[Dataset records]
/---

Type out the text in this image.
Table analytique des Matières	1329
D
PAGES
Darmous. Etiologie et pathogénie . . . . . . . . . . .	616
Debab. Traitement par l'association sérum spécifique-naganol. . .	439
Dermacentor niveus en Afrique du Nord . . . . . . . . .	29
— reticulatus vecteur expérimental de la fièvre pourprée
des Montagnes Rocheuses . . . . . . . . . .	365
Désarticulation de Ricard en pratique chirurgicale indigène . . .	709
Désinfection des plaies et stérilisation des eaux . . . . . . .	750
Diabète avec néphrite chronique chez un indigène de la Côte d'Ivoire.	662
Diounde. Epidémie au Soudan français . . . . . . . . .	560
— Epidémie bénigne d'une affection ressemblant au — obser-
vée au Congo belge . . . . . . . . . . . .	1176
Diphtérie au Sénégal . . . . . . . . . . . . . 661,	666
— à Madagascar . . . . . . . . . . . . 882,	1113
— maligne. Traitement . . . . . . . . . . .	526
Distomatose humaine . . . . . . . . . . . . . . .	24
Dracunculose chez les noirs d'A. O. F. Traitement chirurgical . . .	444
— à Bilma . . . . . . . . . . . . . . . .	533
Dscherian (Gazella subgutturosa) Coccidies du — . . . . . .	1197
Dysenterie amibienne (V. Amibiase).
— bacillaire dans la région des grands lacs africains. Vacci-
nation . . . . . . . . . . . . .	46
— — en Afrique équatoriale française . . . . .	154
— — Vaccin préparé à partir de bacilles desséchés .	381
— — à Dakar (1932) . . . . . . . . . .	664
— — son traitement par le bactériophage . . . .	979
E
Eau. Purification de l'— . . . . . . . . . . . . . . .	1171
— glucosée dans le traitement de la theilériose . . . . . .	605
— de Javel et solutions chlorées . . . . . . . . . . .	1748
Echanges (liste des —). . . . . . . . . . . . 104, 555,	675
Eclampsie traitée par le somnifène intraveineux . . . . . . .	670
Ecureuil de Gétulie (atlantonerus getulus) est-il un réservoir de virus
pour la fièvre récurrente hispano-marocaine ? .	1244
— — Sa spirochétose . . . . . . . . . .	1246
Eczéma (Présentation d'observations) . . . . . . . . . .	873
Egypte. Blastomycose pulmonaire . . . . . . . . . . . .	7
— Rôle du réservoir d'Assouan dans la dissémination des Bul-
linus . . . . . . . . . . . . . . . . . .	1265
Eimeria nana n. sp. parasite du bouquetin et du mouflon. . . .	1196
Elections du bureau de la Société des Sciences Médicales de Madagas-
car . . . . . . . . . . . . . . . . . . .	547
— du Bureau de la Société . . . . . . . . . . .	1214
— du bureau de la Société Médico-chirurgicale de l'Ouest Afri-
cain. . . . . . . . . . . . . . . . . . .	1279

\---

* TASK OBJECTIVE *
All of the entries need to be reproduced exactly; please write them out.

* EXPECTED OUTPUT *
Type out the text in this image.
Table analytique des Matières	1329
D
PAGES
Darmous. Etiologie et pathogénie . . . . . . . . . . .	616
Debab. Traitement par l'association sérum spécifique-naganol. . .	439
Dermacentor niveus en Afrique du Nord . . . . . . . . .	29
— reticulatus vecteur expérimental de la fièvre pourprée
des Montagnes Rocheuses . . . . . . . . . .	365
Désarticulation de Ricard en pratique chirurgicale indigène . . .	709
Désinfection des plaies et stérilisation des eaux . . . . . . .	750
Diabète avec néphrite chronique chez un indigène de la Côte d'Ivoire.	662
Diounde. Epidémie au Soudan français . . . . . . . . .	560
— Epidémie bénigne d'une affection ressemblant au — obser-
vée au Congo belge . . . . . . . . . . . .	1176
Diphtérie au Sénégal . . . . . . . . . . . . . 661,	666
— à Madagascar . . . . . . . . . . . . 882,	1113
— maligne. Traitement . . . . . . . . . . .	526
Distomatose humaine . . . . . . . . . . . . . . .	24
Dracunculose chez les noirs d'A. O. F. Traitement chirurgical . . .	444
— à Bilma . . . . . . . . . . . . . . . .	533
Dscherian (Gazella subgutturosa) Coccidies du — . . . . . .	1197
Dysenterie amibienne (V. Amibiase).
— bacillaire dans la région des grands lacs africains. Vacci-
nation . . . . . . . . . . . . .	46
— — en Afrique équatoriale française . . . . .	154
— — Vaccin préparé à partir de bacilles desséchés .	381
— — à Dakar (1932) . . . . . . . . . .	664
— — son traitement par le bactériophage . . . .	979
E
Eau. Purification de l'— . . . . . . . . . . . . . . .	1171
— glucosée dans le traitement de la theilériose . . . . . .	605
— de Javel et solutions chlorées . . . . . . . . . . .	1748
Echanges (liste des —). . . . . . . . . . . . 104, 555,	675
Eclampsie traitée par le somnifène intraveineux . . . . . . .	670
Ecureuil de Gétulie (atlantonerus getulus) est-il un réservoir de virus
pour la fièvre récurrente hispano-marocaine ? .	1244
— — Sa spirochétose . . . . . . . . . .	1246
Eczéma (Présentation d'observations) . . . . . . . . . .	873
Egypte. Blastomycose pulmonaire . . . . . . . . . . . .	7
— Rôle du réservoir d'Assouan dans la dissémination des Bul-
linus . . . . . . . . . . . . . . . . . .	1265
Eimeria nana n. sp. parasite du bouquetin et du mouflon. . . .	1196
Elections du bureau de la Société des Sciences Médicales de Madagas-
car . . . . . . . . . . . . . . . . . . .	547
— du Bureau de la Société . . . . . . . . . . .	1214
— du bureau de la Société Médico-chirurgicale de l'Ouest Afri-
cain. . . . . . . . . . . . . . . . . . .	1279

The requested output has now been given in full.